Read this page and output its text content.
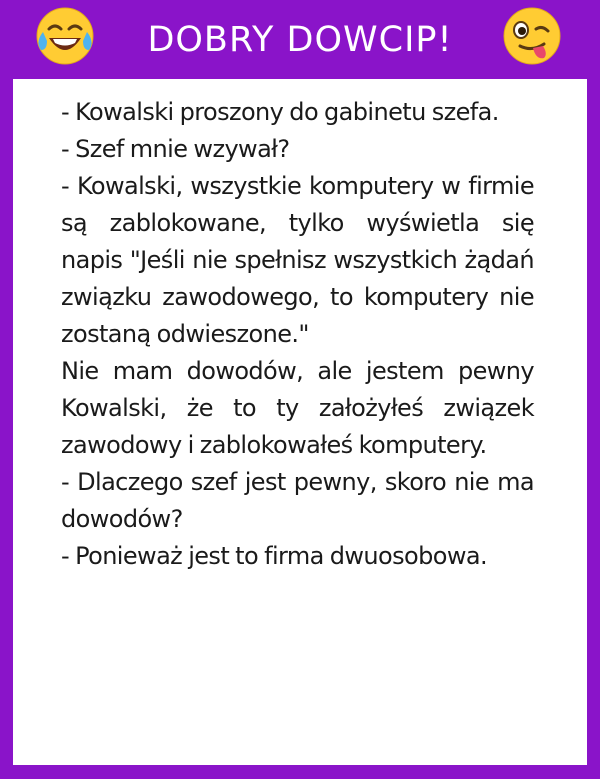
DOBRY DOWCIP!
- Kowalski proszony do gabinetu szefa.
- Szef mnie wzywał?
- Kowalski, wszystkie komputery w firmie są zablokowane, tylko wyświetla się napis "Jeśli nie spełnisz wszystkich żądań związku zawodowego, to komputery nie zostaną odwieszone."
Nie mam dowodów, ale jestem pewny Kowalski, że to ty założyłeś związek zawodowy i zablokowałeś komputery.
- Dlaczego szef jest pewny, skoro nie ma dowodów?
- Ponieważ jest to firma dwuosobowa.
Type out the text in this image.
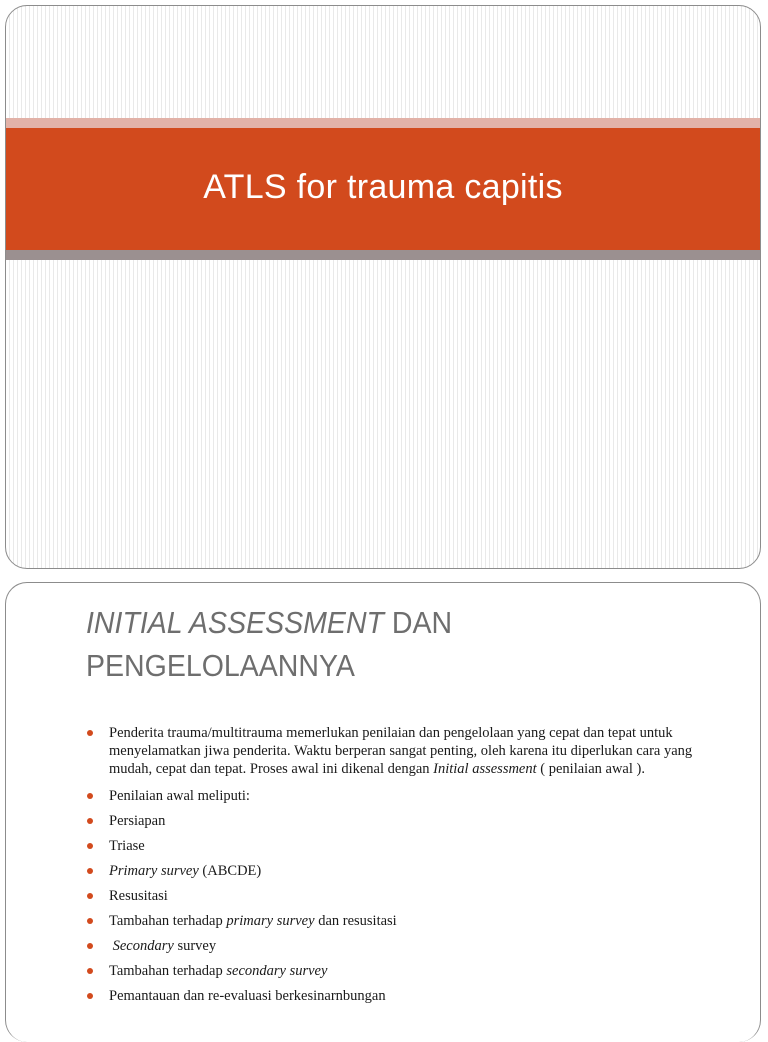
ATLS for trauma capitis
INITIAL ASSESSMENT DAN
PENGELOLAANNYA
Penderita trauma/multitrauma memerlukan penilaian dan pengelolaan yang cepat dan tepat untuk menyelamatkan jiwa penderita. Waktu berperan sangat penting, oleh karena itu diperlukan cara yang mudah, cepat dan tepat. Proses awal ini dikenal dengan Initial assessment ( penilaian awal ).
Penilaian awal meliputi:
Persiapan
Triase
Primary survey (ABCDE)
Resusitasi
Tambahan terhadap primary survey dan resusitasi
Secondary survey
Tambahan terhadap secondary survey
Pemantauan dan re-evaluasi berkesinarnbungan
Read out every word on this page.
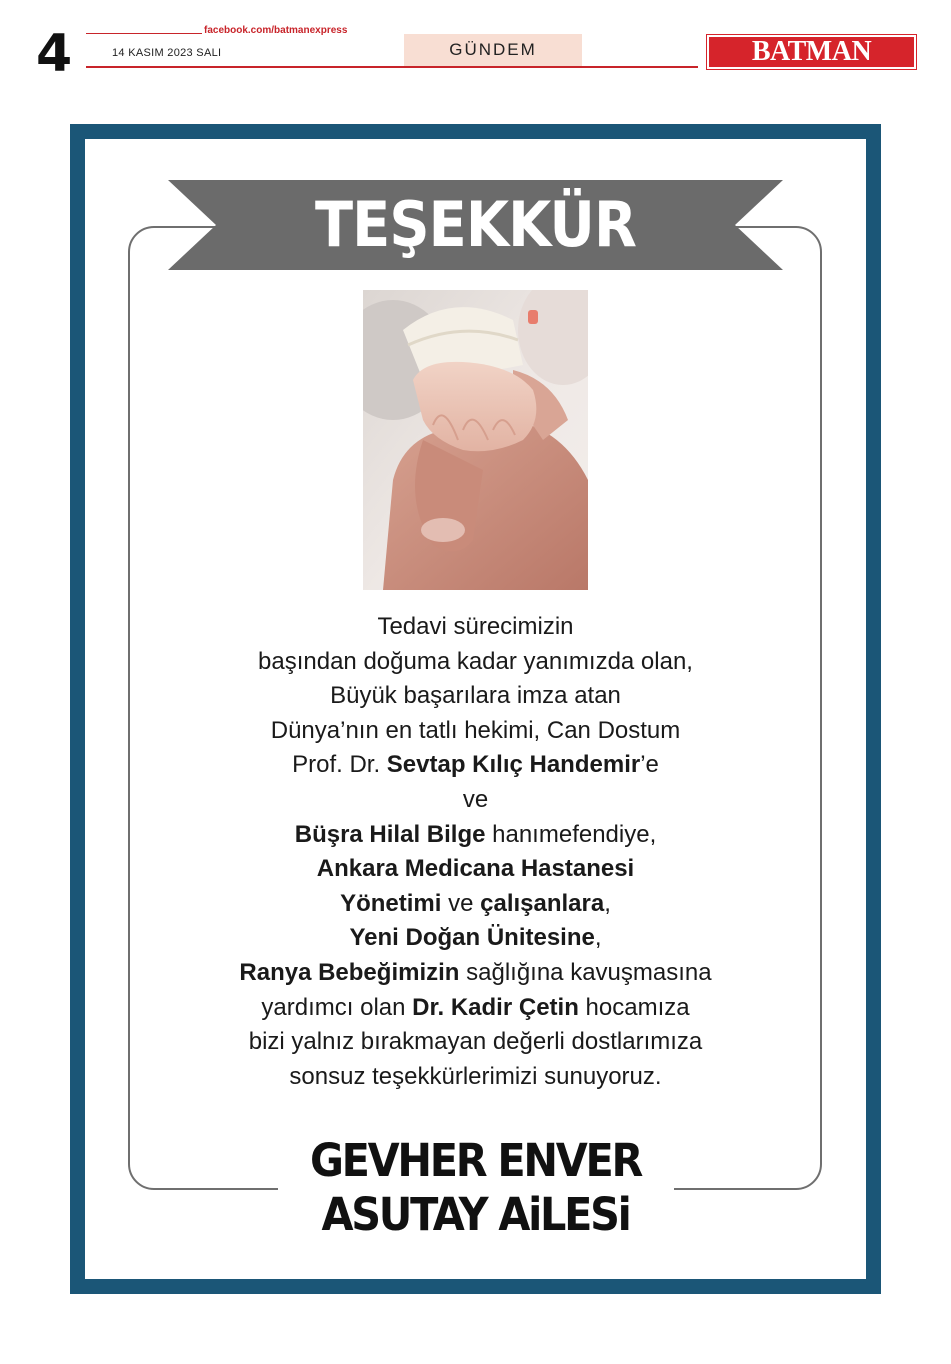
4	facebook.com/batmanexpress
14 KASIM 2023 SALI	GÜNDEM	BATMAN EXPRESS
TEŞEKKÜR
Tedavi sürecimizin
başından doğuma kadar yanımızda olan,
Büyük başarılara imza atan
Dünya’nın en tatlı hekimi, Can Dostum
Prof. Dr. Sevtap Kılıç Handemir’e
ve
Büşra Hilal Bilge hanımefendiye,
Ankara Medicana Hastanesi
Yönetimi ve çalışanlara,
Yeni Doğan Ünitesine,
Ranya Bebeğimizin sağlığına kavuşmasına
yardımcı olan Dr. Kadir Çetin hocamıza
bizi yalnız bırakmayan değerli dostlarımıza
sonsuz teşekkürlerimizi sunuyoruz.
GEVHER ENVER
ASUTAY AiLESi
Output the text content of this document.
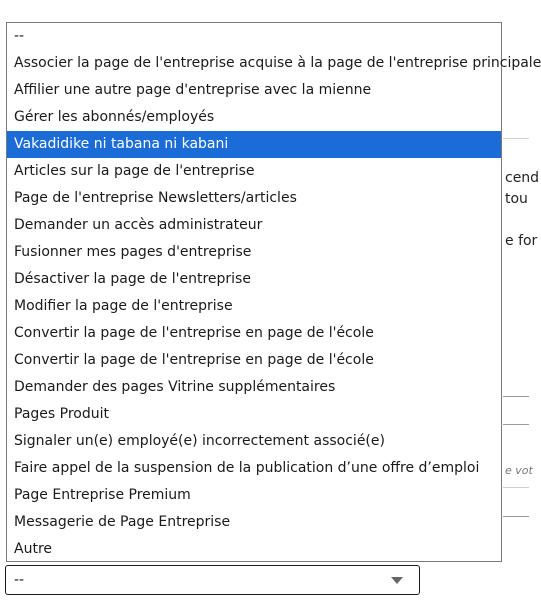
cend
tou
e for
e vot
--
Associer la page de l'entreprise acquise à la page de l'entreprise principale
Affilier une autre page d'entreprise avec la mienne
Gérer les abonnés/employés
Vakadidike ni tabana ni kabani
Articles sur la page de l'entreprise
Page de l'entreprise Newsletters/articles
Demander un accès administrateur
Fusionner mes pages d'entreprise
Désactiver la page de l'entreprise
Modifier la page de l'entreprise
Convertir la page de l'entreprise en page de l'école
Convertir la page de l'entreprise en page de l'école
Demander des pages Vitrine supplémentaires
Pages Produit
Signaler un(e) employé(e) incorrectement associé(e)
Faire appel de la suspension de la publication d’une offre d’emploi
Page Entreprise Premium
Messagerie de Page Entreprise
Autre
--
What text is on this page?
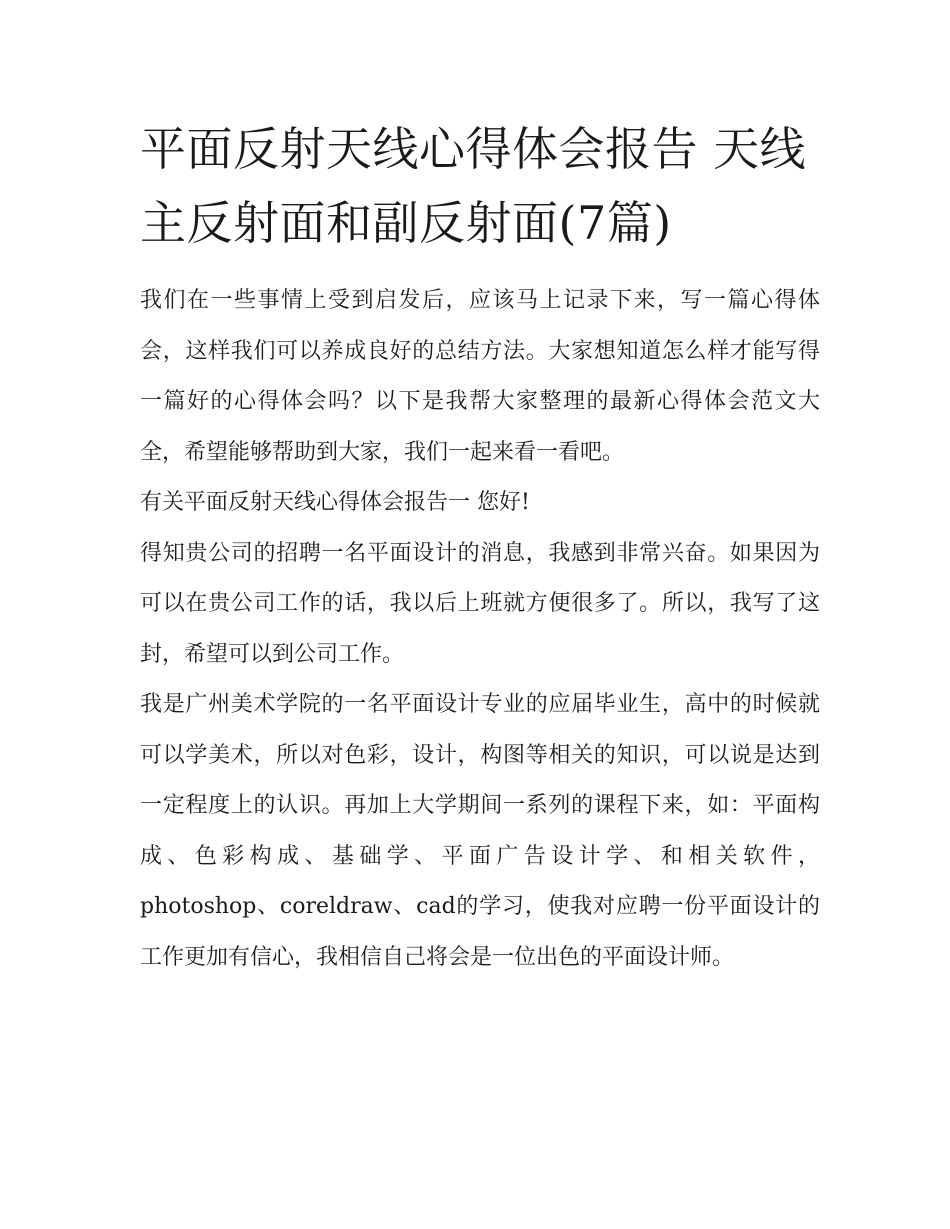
平面反射天线心得体会报告 天线主反射面和副反射面(7篇)

我们在一些事情上受到启发后，应该马上记录下来，写一篇心得体会，这样我们可以养成良好的总结方法。大家想知道怎么样才能写得一篇好的心得体会吗？以下是我帮大家整理的最新心得体会范文大全，希望能够帮助到大家，我们一起来看一看吧。

有关平面反射天线心得体会报告一 您好!

得知贵公司的招聘一名平面设计的消息，我感到非常兴奋。如果因为可以在贵公司工作的话，我以后上班就方便很多了。所以，我写了这封，希望可以到公司工作。

我是广州美术学院的一名平面设计专业的应届毕业生，高中的时候就可以学美术，所以对色彩，设计，构图等相关的知识，可以说是达到一定程度上的认识。再加上大学期间一系列的课程下来，如：平面构成、色彩构成、基础学、平面广告设计学、和相关软件，photoshop、coreldraw、cad的学习，使我对应聘一份平面设计的工作更加有信心，我相信自己将会是一位出色的平面设计师。
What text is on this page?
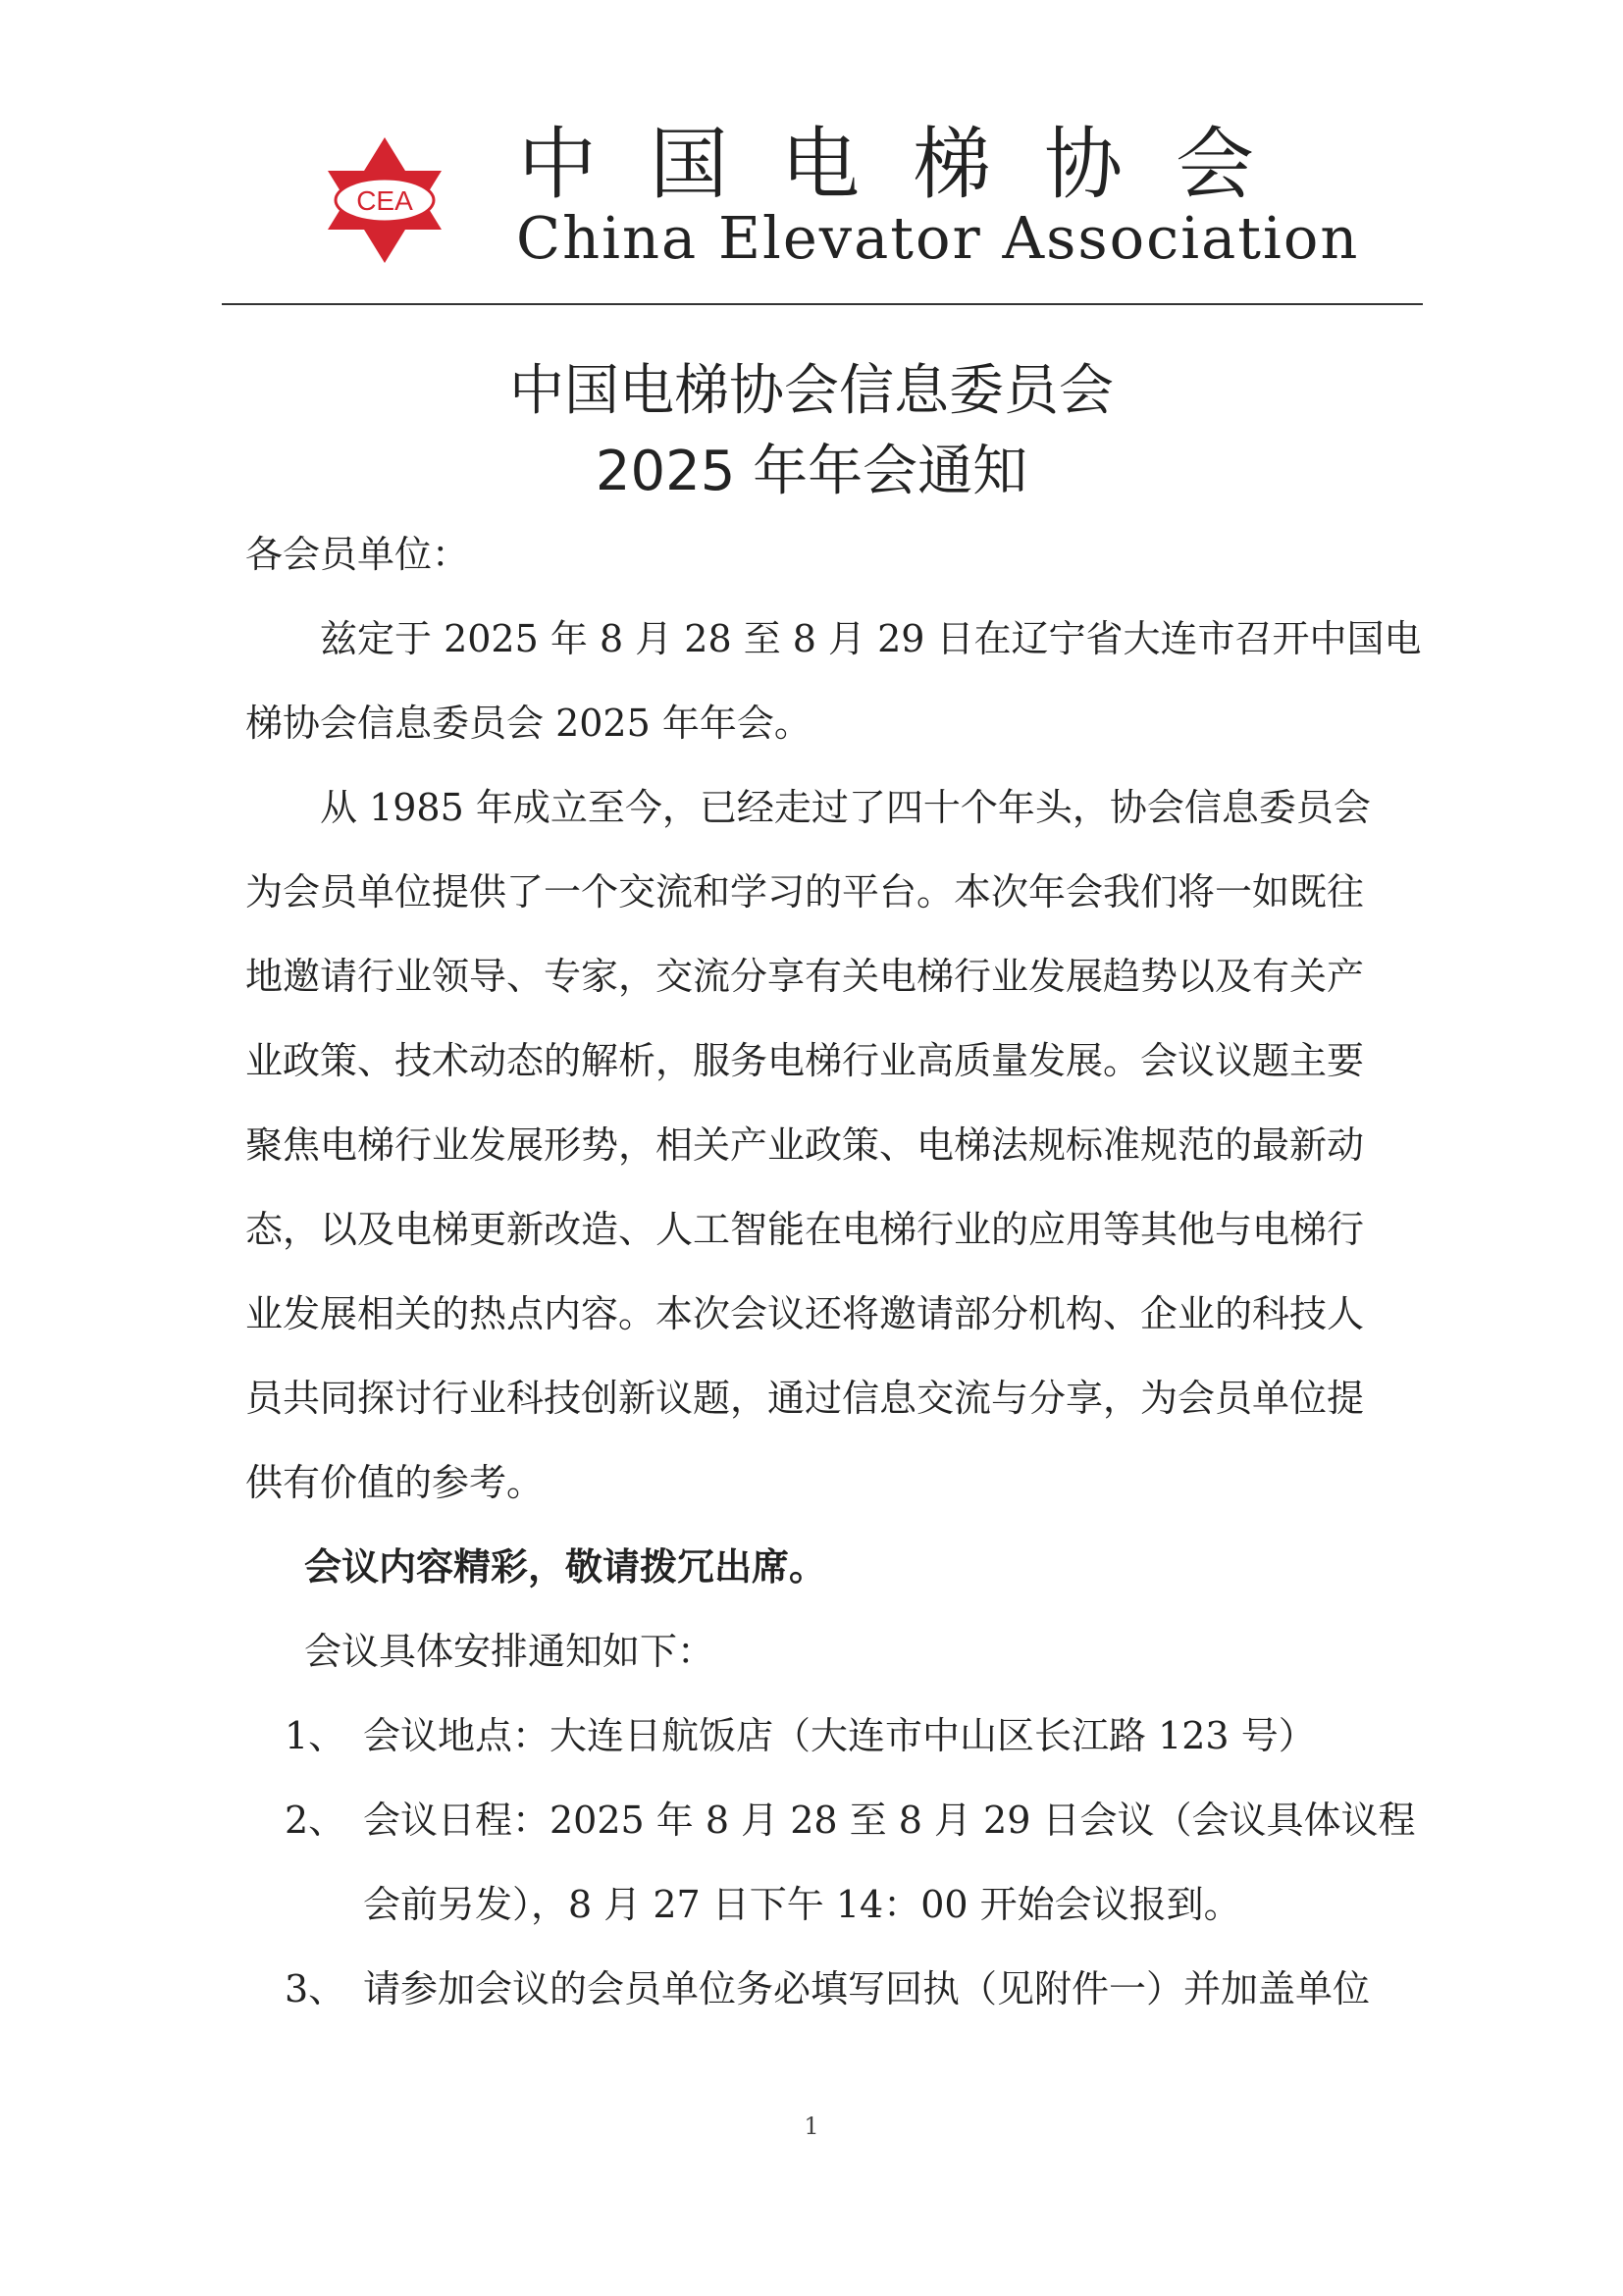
CEA 中国电梯协会
China Elevator Association
中国电梯协会信息委员会
2025 年年会通知
各会员单位：
　　兹定于 2025 年 8 月 28 至 8 月 29 日在辽宁省大连市召开中国电
梯协会信息委员会 2025 年年会。
　　从 1985 年成立至今，已经走过了四十个年头，协会信息委员会
为会员单位提供了一个交流和学习的平台。本次年会我们将一如既往
地邀请行业领导、专家，交流分享有关电梯行业发展趋势以及有关产
业政策、技术动态的解析，服务电梯行业高质量发展。会议议题主要
聚焦电梯行业发展形势，相关产业政策、电梯法规标准规范的最新动
态，以及电梯更新改造、人工智能在电梯行业的应用等其他与电梯行
业发展相关的热点内容。本次会议还将邀请部分机构、企业的科技人
员共同探讨行业科技创新议题，通过信息交流与分享，为会员单位提
供有价值的参考。
会议内容精彩，敬请拨冗出席。
会议具体安排通知如下：
1、 会议地点：大连日航饭店（大连市中山区长江路 123 号）
2、 会议日程：2025 年 8 月 28 至 8 月 29 日会议（会议具体议程
会前另发），8 月 27 日下午 14：00 开始会议报到。
3、 请参加会议的会员单位务必填写回执（见附件一）并加盖单位
1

§

▸ **WORK REQUIRED**
Identify which lines contain the word "awal" and copy each one.

▸ **TASK RESULT**
Penderita trauma/multitrauma memerlukan penilaian dan pengelolaan yang cepat dan tepat untuk menyelamatkan jiwa penderita. Waktu berperan sangat penting, oleh karena itu diperlukan cara yang mudah, cepat dan tepat. Proses awal ini dikenal dengan Initial assessment ( penilaian awal ).
Penilaian awal meliputi:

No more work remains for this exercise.